Data entries
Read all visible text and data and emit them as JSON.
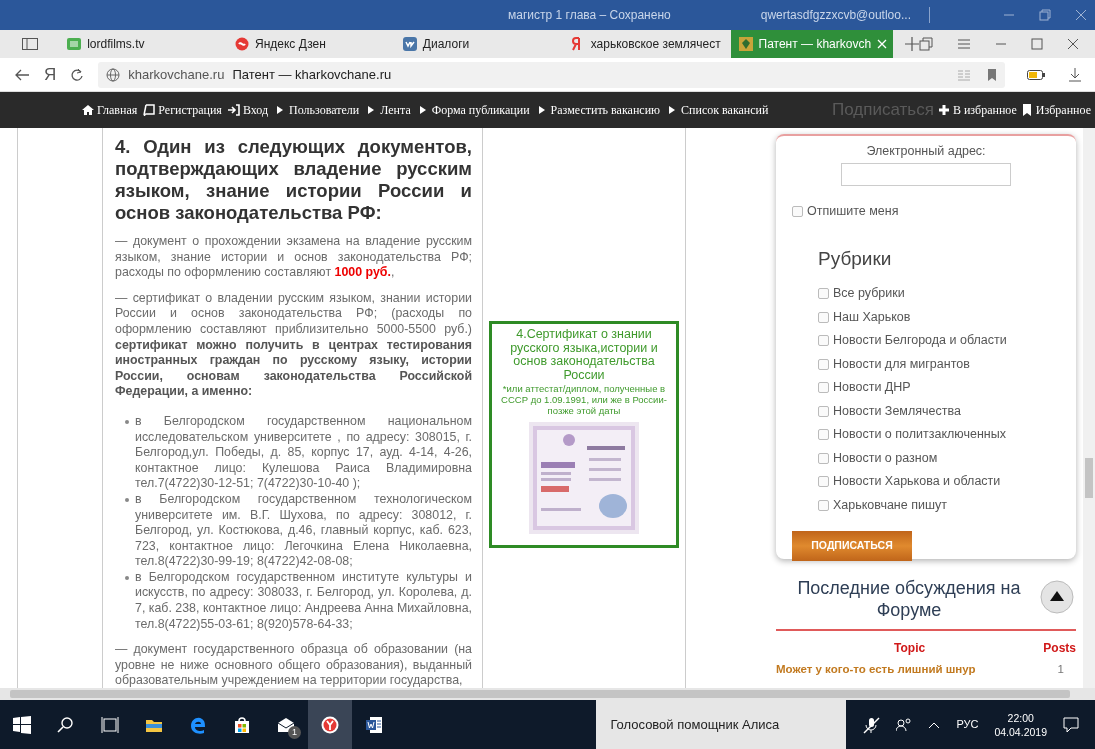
{
  "window": {
    "title": "магистр 1 глава – Сохранено",
    "account": "qwertasdfgzzxcvb@outloo..."
  },
  "tabs": [
    {
      "label": "lordfilms.tv",
      "kind": "hd",
      "selected": false
    },
    {
      "label": "Яндекс Дзен",
      "kind": "zen",
      "selected": false
    },
    {
      "label": "Диалоги",
      "kind": "vk",
      "selected": false
    },
    {
      "label": "харьковское землячест",
      "kind": "yandex",
      "selected": false
    },
    {
      "label": "Патент — kharkovch",
      "kind": "emblem",
      "selected": true
    }
  ],
  "address_bar": {
    "logo": "Я",
    "domain": "kharkovchane.ru",
    "page_title": "Патент — kharkovchane.ru"
  },
  "site_nav": {
    "items": [
      {
        "label": "Главная",
        "kind": "home"
      },
      {
        "label": "Регистрация",
        "kind": "book"
      },
      {
        "label": "Вход",
        "kind": "login"
      },
      {
        "label": "Пользователи",
        "kind": "arrow"
      },
      {
        "label": "Лента",
        "kind": "arrow"
      },
      {
        "label": "Форма публикации",
        "kind": "arrow"
      },
      {
        "label": "Разместить вакансию",
        "kind": "arrow"
      },
      {
        "label": "Список вакансий",
        "kind": "arrow"
      }
    ],
    "covered_heading": "Подписаться",
    "right_items": [
      {
        "label": "В избранное",
        "kind": "plus"
      },
      {
        "label": "Избранное",
        "kind": "bookmark"
      }
    ]
  },
  "article": {
    "blocks": [
      {
        "kind": "heading",
        "text": "4. Один из следующих документов, подтверждающих владение русским языком, знание истории России и основ законодательства РФ:"
      },
      {
        "kind": "paragraph",
        "text": "— документ о прохождении экзамена на владение русским языком, знание истории и основ законодательства РФ; расходы по оформлению составляют **1000 руб.**,"
      },
      {
        "kind": "paragraph",
        "text": "— сертификат о владении русским языком, знании истории России и основ законодательства РФ; (расходы по оформлению составляют приблизительно 5000-5500 руб.) **сертификат можно получить в центрах тестирования иностранных граждан по русскому языку, истории России, основам законодательства Российской Федерации, а именно:**"
      },
      {
        "kind": "list",
        "items": [
          "в Белгородском государственном национальном исследовательском университете , по адресу: 308015, г. Белгород,ул. Победы, д. 85, корпус 17, ауд. 4-14, 4-26, контактное лицо: Кулешова Раиса Владимировна тел.7(4722)30-12-51; 7(4722)30-10-40 );",
          "в Белгородском государственном технологическом университете им. В.Г. Шухова, по адресу: 308012, г. Белгород, ул. Костюкова, д.46, главный корпус, каб. 623, 723, контактное лицо: Легочкина Елена Николаевна, тел.8(4722)30-99-19; 8(4722)42-08-08;",
          "в Белгородском государственном институте культуры и искусств, по адресу: 308033, г. Белгород, ул. Королева, д. 7, каб. 238, контактное лицо: Андреева Анна Михайловна, тел.8(4722)55-03-61; 8(920)578-64-33;"
        ]
      },
      {
        "kind": "paragraph",
        "text": "— документ государственного образца об образовании (на уровне не ниже основного общего образования), выданный образовательным учреждением на территории государства,"
      }
    ]
  },
  "figure": {
    "title": "4.Сертификат о знании русского языка,истории и основ законодательства России",
    "note": "*или аттестат/диплом, полученные в СССР до 1.09.1991, или же в России- позже этой даты"
  },
  "sidebar": {
    "email_label": "Электронный адрес:",
    "unsubscribe": {
      "label": "Отпишите меня",
      "checked": false
    },
    "categories_title": "Рубрики",
    "categories": [
      {
        "label": "Все рубрики",
        "checked": false
      },
      {
        "label": "Наш Харьков",
        "checked": false
      },
      {
        "label": "Новости Белгорода и области",
        "checked": false
      },
      {
        "label": "Новости для мигрантов",
        "checked": false
      },
      {
        "label": "Новости ДНР",
        "checked": false
      },
      {
        "label": "Новости Землячества",
        "checked": false
      },
      {
        "label": "Новости о политзаключенных",
        "checked": false
      },
      {
        "label": "Новости о разном",
        "checked": false
      },
      {
        "label": "Новости Харькова и области",
        "checked": false
      },
      {
        "label": "Харьковчане пишут",
        "checked": false
      }
    ],
    "subscribe_button": "ПОДПИСАТЬСЯ",
    "forum_title": "Последние обсуждения на Форуме",
    "forum_table": {
      "columns": [
        "Topic",
        "Posts"
      ],
      "rows": [
        [
          "Может у кого-то есть лишний шнур",
          "1"
        ]
      ]
    }
  },
  "taskbar": {
    "apps": [
      {
        "kind": "explorer",
        "selected": false
      },
      {
        "kind": "edge",
        "selected": false
      },
      {
        "kind": "store",
        "selected": false
      },
      {
        "kind": "mail",
        "selected": false
      },
      {
        "kind": "yandex",
        "selected": true
      },
      {
        "kind": "word",
        "selected": false
      }
    ],
    "mail_badge": "1",
    "assistant": "Голосовой помощник Алиса",
    "language": "РУС",
    "time": "22:00",
    "date": "04.04.2019"
  }
}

- Goal
Transcribe the material exactly, and leave out whatever pictures it holds.

- Result for this exercise
Read all visible text and data and emit them as JSON.
{
  "window": {
    "title": "магистр 1 глава – Сохранено",
    "account": "qwertasdfgzzxcvb@outloo..."
  },
  "tabs": [
    {
      "label": "lordfilms.tv",
      "kind": "hd",
      "selected": false
    },
    {
      "label": "Яндекс Дзен",
      "kind": "zen",
      "selected": false
    },
    {
      "label": "Диалоги",
      "kind": "vk",
      "selected": false
    },
    {
      "label": "харьковское землячест",
      "kind": "yandex",
      "selected": false
    },
    {
      "label": "Патент — kharkovch",
      "kind": "emblem",
      "selected": true
    }
  ],
  "address_bar": {
    "logo": "Я",
    "domain": "kharkovchane.ru",
    "page_title": "Патент — kharkovchane.ru"
  },
  "site_nav": {
    "items": [
      {
        "label": "Главная",
        "kind": "home"
      },
      {
        "label": "Регистрация",
        "kind": "book"
      },
      {
        "label": "Вход",
        "kind": "login"
      },
      {
        "label": "Пользователи",
        "kind": "arrow"
      },
      {
        "label": "Лента",
        "kind": "arrow"
      },
      {
        "label": "Форма публикации",
        "kind": "arrow"
      },
      {
        "label": "Разместить вакансию",
        "kind": "arrow"
      },
      {
        "label": "Список вакансий",
        "kind": "arrow"
      }
    ],
    "covered_heading": "Подписаться",
    "right_items": [
      {
        "label": "В избранное",
        "kind": "plus"
      },
      {
        "label": "Избранное",
        "kind": "bookmark"
      }
    ]
  },
  "article": {
    "blocks": [
      {
        "kind": "heading",
        "text": "4. Один из следующих документов, подтверждающих владение русским языком, знание истории России и основ законодательства РФ:"
      },
      {
        "kind": "paragraph",
        "text": "— документ о прохождении экзамена на владение русским языком, знание истории и основ законодательства РФ; расходы по оформлению составляют **1000 руб.**,"
      },
      {
        "kind": "paragraph",
        "text": "— сертификат о владении русским языком, знании истории России и основ законодательства РФ; (расходы по оформлению составляют приблизительно 5000-5500 руб.) **сертификат можно получить в центрах тестирования иностранных граждан по русскому языку, истории России, основам законодательства Российской Федерации, а именно:**"
      },
      {
        "kind": "list",
        "items": [
          "в Белгородском государственном национальном исследовательском университете , по адресу: 308015, г. Белгород,ул. Победы, д. 85, корпус 17, ауд. 4-14, 4-26, контактное лицо: Кулешова Раиса Владимировна тел.7(4722)30-12-51; 7(4722)30-10-40 );",
          "в Белгородском государственном технологическом университете им. В.Г. Шухова, по адресу: 308012, г. Белгород, ул. Костюкова, д.46, главный корпус, каб. 623, 723, контактное лицо: Легочкина Елена Николаевна, тел.8(4722)30-99-19; 8(4722)42-08-08;",
          "в Белгородском государственном институте культуры и искусств, по адресу: 308033, г. Белгород, ул. Королева, д. 7, каб. 238, контактное лицо: Андреева Анна Михайловна, тел.8(4722)55-03-61; 8(920)578-64-33;"
        ]
      },
      {
        "kind": "paragraph",
        "text": "— документ государственного образца об образовании (на уровне не ниже основного общего образования), выданный образовательным учреждением на территории государства,"
      }
    ]
  },
  "figure": {
    "title": "4.Сертификат о знании русского языка,истории и основ законодательства России",
    "note": "*или аттестат/диплом, полученные в СССР до 1.09.1991, или же в России- позже этой даты"
  },
  "sidebar": {
    "email_label": "Электронный адрес:",
    "unsubscribe": {
      "label": "Отпишите меня",
      "checked": false
    },
    "categories_title": "Рубрики",
    "categories": [
      {
        "label": "Все рубрики",
        "checked": false
      },
      {
        "label": "Наш Харьков",
        "checked": false
      },
      {
        "label": "Новости Белгорода и области",
        "checked": false
      },
      {
        "label": "Новости для мигрантов",
        "checked": false
      },
      {
        "label": "Новости ДНР",
        "checked": false
      },
      {
        "label": "Новости Землячества",
        "checked": false
      },
      {
        "label": "Новости о политзаключенных",
        "checked": false
      },
      {
        "label": "Новости о разном",
        "checked": false
      },
      {
        "label": "Новости Харькова и области",
        "checked": false
      },
      {
        "label": "Харьковчане пишут",
        "checked": false
      }
    ],
    "subscribe_button": "ПОДПИСАТЬСЯ",
    "forum_title": "Последние обсуждения на Форуме",
    "forum_table": {
      "columns": [
        "Topic",
        "Posts"
      ],
      "rows": [
        [
          "Может у кого-то есть лишний шнур",
          "1"
        ]
      ]
    }
  },
  "taskbar": {
    "apps": [
      {
        "kind": "explorer",
        "selected": false
      },
      {
        "kind": "edge",
        "selected": false
      },
      {
        "kind": "store",
        "selected": false
      },
      {
        "kind": "mail",
        "selected": false
      },
      {
        "kind": "yandex",
        "selected": true
      },
      {
        "kind": "word",
        "selected": false
      }
    ],
    "mail_badge": "1",
    "assistant": "Голосовой помощник Алиса",
    "language": "РУС",
    "time": "22:00",
    "date": "04.04.2019"
  }
}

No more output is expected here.